▸ Source document

--------------------------------------------------

I used to post here a while ago but now on another forum enjoyed reading your stories.  Here is mine Me and Dh both 34 married for 2 years before we started trying to conceive in 2003 tests including lap and dye showed i had polycystic ova and endometriosis on very high doses of clomid which made me loopy at one stage i was taking 250mg actually could have stabbed someone it was like really bad pmt on that about a year i started to ovulate but still no pregnancy dh semem anaylis showed poor motility and antibodies referred to rfc in Jan 2005 saw prof maclure Feb 05 and August o5 had bloods done etc signed forms for ICSI first ivf dec 2006 tested 4th jan 2007 got my BFP only to m/c 5 days later.  Had review appointment Feb 07 FET july 6th 07 and BFp on 20th July 07 coming up to the year now.... Well so many months later i have the most precious boy and girl twins who are 4 months old.

NEVER GIVE UP HOPE


----------



## bron11 (Jul 16, 2008)

Hi all
Aged 39 married to hubby for 4 years, been trying for baby for 4 years, been given clomid for 6 months didnt work, die test etc, nothing conclusive.  Was given inital app at Royal Feb 07, second app with them 0ct 07.  Finally were allowed to go on NHS and Private list.  
Had inital concultation with Origin in Oct 08 (thought given i was going private might get treated quicker!!).  Got told had cysts on overy and might be cancerious - wasnt though.  They agreed to do treatment then in Jan 08 over phone said they would not offer it as my FSH level had reached 18, needs to be 16 and under for them.  Prof McClure agreed treatment could go ahead with him at Royal.
Got to top of private list at Royal in May 08, treatment had to be extended by 2 days as folicols were not growing, eventually got 9 eggs, 7 fertilised, 2 grade A implanted.  BFN on 13 July 08.

--------------------------------------------------

▸ Data under study
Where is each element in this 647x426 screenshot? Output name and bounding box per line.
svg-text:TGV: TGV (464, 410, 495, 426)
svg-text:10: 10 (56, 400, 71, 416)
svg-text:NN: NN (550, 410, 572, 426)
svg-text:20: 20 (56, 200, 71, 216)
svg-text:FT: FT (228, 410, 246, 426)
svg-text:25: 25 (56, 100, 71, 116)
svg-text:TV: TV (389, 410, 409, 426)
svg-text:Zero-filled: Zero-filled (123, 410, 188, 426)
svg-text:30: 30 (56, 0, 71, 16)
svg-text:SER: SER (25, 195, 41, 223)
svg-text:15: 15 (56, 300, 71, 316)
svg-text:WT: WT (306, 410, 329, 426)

--------------------------------------------------

▸ What this exercise asks
1 – Quote the passage of the fertility treatment thread that opens with the words containing "NEVER GIVE UP" and closes with "and Private list.".
2 – According to the fertility treatment thread, what FSH level did Origin require before it would offer treatment?
3 – In the fertility treatment thread, list every finding that the first account, which ends with "NEVER GIVE UP HOPE", says tests showed for the poster or the poster's husband.

▸ Expected results
1 –
NEVER GIVE UP HOPE


----------



## bron11 (Jul 16, 2008)

Hi all
Aged 39 married to hubby for 4 years, been trying for baby for 4 years, been given clomid for 6 months didnt work, die test etc, nothing conclusive.  Was given inital app at Royal Feb 07, second app with them 0ct 07.  Finally were allowed to go on NHS and Private list.

2 – The FSH level needed to be 16 or under.

3 –
- Polycystic ova
- Endometriosis
- Poor motility
- Antibodies